**Given data:**
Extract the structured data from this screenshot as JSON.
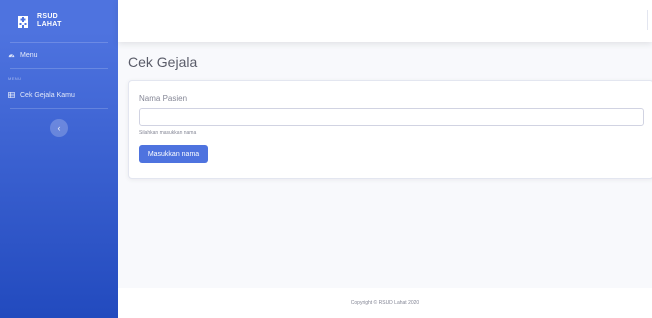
{
  "brand": {
    "line1": "RSUD",
    "line2": "LAHAT",
    "icon": "hospital-icon"
  },
  "sidebar": {
    "menu_item": {
      "label": "Menu",
      "icon": "dashboard-icon"
    },
    "heading": "MENU",
    "items": [
      {
        "label": "Cek Gejala Kamu",
        "icon": "table-icon"
      }
    ],
    "toggle_icon": "chevron-left-icon"
  },
  "page": {
    "title": "Cek Gejala"
  },
  "form": {
    "label": "Nama Pasien",
    "input_value": "",
    "help": "Silahkan masukkan nama",
    "button": "Masukkan nama"
  },
  "footer": {
    "copyright": "Copyright © RSUD Lahat 2020"
  },
  "colors": {
    "primary": "#4e73df",
    "primary_dark": "#224abe",
    "text_muted": "#858796"
  }
}
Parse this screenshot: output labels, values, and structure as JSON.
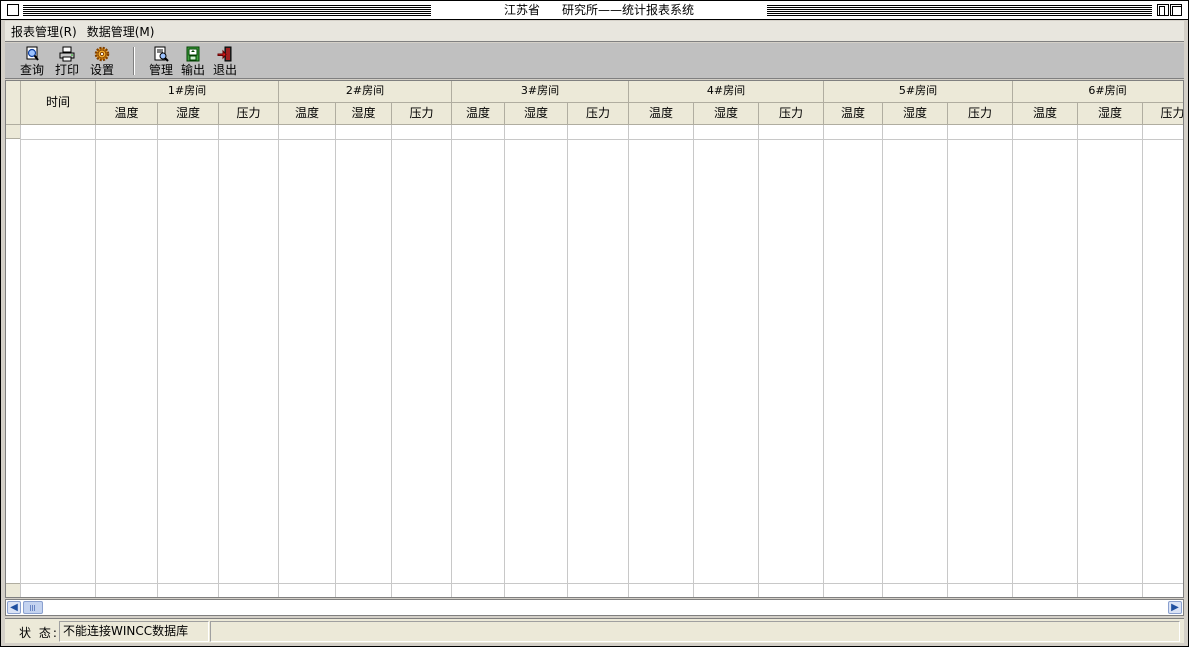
{
  "window": {
    "title_left": "江苏省",
    "title_right": "研究所——统计报表系统"
  },
  "menu": [
    {
      "label": "报表管理(R)"
    },
    {
      "label": "数据管理(M)"
    }
  ],
  "toolbar": {
    "query_label": "查询",
    "print_label": "打印",
    "settings_label": "设置",
    "manage_label": "管理",
    "export_label": "输出",
    "exit_label": "退出"
  },
  "grid": {
    "time_header": "时间",
    "rooms": [
      {
        "name": "1#房间",
        "cols": [
          "温度",
          "湿度",
          "压力"
        ]
      },
      {
        "name": "2#房间",
        "cols": [
          "温度",
          "湿度",
          "压力"
        ]
      },
      {
        "name": "3#房间",
        "cols": [
          "温度",
          "湿度",
          "压力"
        ]
      },
      {
        "name": "4#房间",
        "cols": [
          "温度",
          "湿度",
          "压力"
        ]
      },
      {
        "name": "5#房间",
        "cols": [
          "温度",
          "湿度",
          "压力"
        ]
      },
      {
        "name": "6#房间",
        "cols": [
          "温度",
          "湿度",
          "压力"
        ]
      }
    ]
  },
  "status": {
    "label": "状 态:",
    "message": "不能连接WINCC数据库"
  },
  "colors": {
    "header_bg": "#ece9d8",
    "grid_line": "#c8c8c8",
    "toolbar_bg": "#c0c0c0"
  }
}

**Task goal:** Quote each line of the listing exactly, but leave the pictures out.

**The result:**
Extract the structured data from this screenshot as JSON.
{
  "brand": {
    "line1": "RSUD",
    "line2": "LAHAT",
    "icon": "hospital-icon"
  },
  "sidebar": {
    "menu_item": {
      "label": "Menu",
      "icon": "dashboard-icon"
    },
    "heading": "MENU",
    "items": [
      {
        "label": "Cek Gejala Kamu",
        "icon": "table-icon"
      }
    ],
    "toggle_icon": "chevron-left-icon"
  },
  "page": {
    "title": "Cek Gejala"
  },
  "form": {
    "label": "Nama Pasien",
    "input_value": "",
    "help": "Silahkan masukkan nama",
    "button": "Masukkan nama"
  },
  "footer": {
    "copyright": "Copyright © RSUD Lahat 2020"
  },
  "colors": {
    "primary": "#4e73df",
    "primary_dark": "#224abe",
    "text_muted": "#858796"
  }
}
Parse this screenshot: output labels, values, and structure as JSON.
{
  "window": {
    "title_left": "江苏省",
    "title_right": "研究所——统计报表系统"
  },
  "menu": [
    {
      "label": "报表管理(R)"
    },
    {
      "label": "数据管理(M)"
    }
  ],
  "toolbar": {
    "query_label": "查询",
    "print_label": "打印",
    "settings_label": "设置",
    "manage_label": "管理",
    "export_label": "输出",
    "exit_label": "退出"
  },
  "grid": {
    "time_header": "时间",
    "rooms": [
      {
        "name": "1#房间",
        "cols": [
          "温度",
          "湿度",
          "压力"
        ]
      },
      {
        "name": "2#房间",
        "cols": [
          "温度",
          "湿度",
          "压力"
        ]
      },
      {
        "name": "3#房间",
        "cols": [
          "温度",
          "湿度",
          "压力"
        ]
      },
      {
        "name": "4#房间",
        "cols": [
          "温度",
          "湿度",
          "压力"
        ]
      },
      {
        "name": "5#房间",
        "cols": [
          "温度",
          "湿度",
          "压力"
        ]
      },
      {
        "name": "6#房间",
        "cols": [
          "温度",
          "湿度",
          "压力"
        ]
      }
    ]
  },
  "status": {
    "label": "状 态:",
    "message": "不能连接WINCC数据库"
  },
  "colors": {
    "header_bg": "#ece9d8",
    "grid_line": "#c8c8c8",
    "toolbar_bg": "#c0c0c0"
  }
}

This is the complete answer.